## Task:
Find the word "page" in the listing; pull out each line holding it.

# Start of Supplied information

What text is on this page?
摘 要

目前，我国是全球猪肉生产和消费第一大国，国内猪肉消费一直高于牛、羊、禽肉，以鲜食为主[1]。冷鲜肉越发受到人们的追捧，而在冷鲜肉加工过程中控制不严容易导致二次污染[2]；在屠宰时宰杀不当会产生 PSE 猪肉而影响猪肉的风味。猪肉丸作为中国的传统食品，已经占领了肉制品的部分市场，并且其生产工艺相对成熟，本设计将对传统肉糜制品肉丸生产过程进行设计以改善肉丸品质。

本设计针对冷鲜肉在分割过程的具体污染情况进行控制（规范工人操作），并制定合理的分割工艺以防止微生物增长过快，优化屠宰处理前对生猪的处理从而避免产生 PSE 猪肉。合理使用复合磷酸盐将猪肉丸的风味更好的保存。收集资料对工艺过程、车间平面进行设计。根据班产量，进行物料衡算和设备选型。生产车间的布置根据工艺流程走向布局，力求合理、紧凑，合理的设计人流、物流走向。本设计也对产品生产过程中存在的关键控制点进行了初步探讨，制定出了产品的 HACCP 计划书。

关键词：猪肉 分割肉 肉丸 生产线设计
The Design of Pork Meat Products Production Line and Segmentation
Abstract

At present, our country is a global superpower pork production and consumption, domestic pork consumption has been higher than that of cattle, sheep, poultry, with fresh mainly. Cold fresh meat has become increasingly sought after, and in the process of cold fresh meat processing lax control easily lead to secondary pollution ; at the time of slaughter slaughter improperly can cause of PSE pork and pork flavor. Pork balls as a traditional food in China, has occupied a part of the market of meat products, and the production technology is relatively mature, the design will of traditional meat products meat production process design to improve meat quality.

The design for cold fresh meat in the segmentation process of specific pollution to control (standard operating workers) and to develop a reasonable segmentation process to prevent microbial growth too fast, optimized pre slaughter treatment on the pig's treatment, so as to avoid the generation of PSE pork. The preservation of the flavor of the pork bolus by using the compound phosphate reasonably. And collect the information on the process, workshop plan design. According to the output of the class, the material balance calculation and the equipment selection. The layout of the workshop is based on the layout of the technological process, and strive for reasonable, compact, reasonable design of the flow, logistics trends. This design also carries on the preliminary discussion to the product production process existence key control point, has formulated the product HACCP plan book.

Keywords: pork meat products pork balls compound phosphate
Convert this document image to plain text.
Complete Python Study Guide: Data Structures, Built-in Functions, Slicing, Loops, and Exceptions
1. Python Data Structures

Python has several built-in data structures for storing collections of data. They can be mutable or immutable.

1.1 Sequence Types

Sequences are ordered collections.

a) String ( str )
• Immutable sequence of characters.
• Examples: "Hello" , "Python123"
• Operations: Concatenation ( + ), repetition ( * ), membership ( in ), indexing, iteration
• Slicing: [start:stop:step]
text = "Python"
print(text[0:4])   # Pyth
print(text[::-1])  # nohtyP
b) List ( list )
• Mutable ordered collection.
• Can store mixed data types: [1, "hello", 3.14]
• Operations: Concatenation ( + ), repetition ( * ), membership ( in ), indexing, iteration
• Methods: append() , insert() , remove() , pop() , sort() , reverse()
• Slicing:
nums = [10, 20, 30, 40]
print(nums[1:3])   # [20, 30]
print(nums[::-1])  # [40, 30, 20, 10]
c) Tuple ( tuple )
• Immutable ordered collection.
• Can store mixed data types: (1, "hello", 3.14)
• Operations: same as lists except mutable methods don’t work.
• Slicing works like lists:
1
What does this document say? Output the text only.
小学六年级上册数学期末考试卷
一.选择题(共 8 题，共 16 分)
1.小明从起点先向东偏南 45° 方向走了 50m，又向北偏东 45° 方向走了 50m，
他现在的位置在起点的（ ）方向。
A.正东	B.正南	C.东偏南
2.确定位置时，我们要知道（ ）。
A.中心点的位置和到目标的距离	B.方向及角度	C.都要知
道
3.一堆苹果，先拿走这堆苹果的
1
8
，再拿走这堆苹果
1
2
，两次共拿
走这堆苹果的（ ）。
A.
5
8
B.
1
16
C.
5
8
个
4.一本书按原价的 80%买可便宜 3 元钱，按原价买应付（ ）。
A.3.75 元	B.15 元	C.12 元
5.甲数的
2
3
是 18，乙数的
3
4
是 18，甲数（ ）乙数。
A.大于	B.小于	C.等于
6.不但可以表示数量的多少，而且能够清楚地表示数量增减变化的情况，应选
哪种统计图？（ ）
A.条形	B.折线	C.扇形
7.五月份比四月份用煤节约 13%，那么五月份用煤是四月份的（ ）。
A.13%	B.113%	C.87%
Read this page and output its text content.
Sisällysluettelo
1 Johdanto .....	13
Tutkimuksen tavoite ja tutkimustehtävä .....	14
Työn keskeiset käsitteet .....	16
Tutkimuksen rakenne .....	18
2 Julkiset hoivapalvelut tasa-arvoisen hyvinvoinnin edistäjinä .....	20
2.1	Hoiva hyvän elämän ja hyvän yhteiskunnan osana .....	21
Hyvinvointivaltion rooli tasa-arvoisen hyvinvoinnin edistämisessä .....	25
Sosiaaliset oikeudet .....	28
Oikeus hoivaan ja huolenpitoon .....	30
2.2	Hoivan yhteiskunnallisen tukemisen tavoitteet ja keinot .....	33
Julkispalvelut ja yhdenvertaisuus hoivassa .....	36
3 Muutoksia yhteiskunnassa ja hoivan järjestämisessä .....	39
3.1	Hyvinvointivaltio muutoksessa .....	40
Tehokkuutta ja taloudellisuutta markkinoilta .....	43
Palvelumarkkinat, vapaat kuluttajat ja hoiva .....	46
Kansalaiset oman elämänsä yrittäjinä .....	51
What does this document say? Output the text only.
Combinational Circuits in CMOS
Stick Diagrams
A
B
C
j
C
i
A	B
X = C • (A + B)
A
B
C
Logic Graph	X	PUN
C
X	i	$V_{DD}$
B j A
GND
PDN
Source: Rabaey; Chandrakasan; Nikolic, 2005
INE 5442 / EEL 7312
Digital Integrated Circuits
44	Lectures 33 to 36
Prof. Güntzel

# End of Supplied information

## Full response:
What text is on this page?
Read this page and output its text content.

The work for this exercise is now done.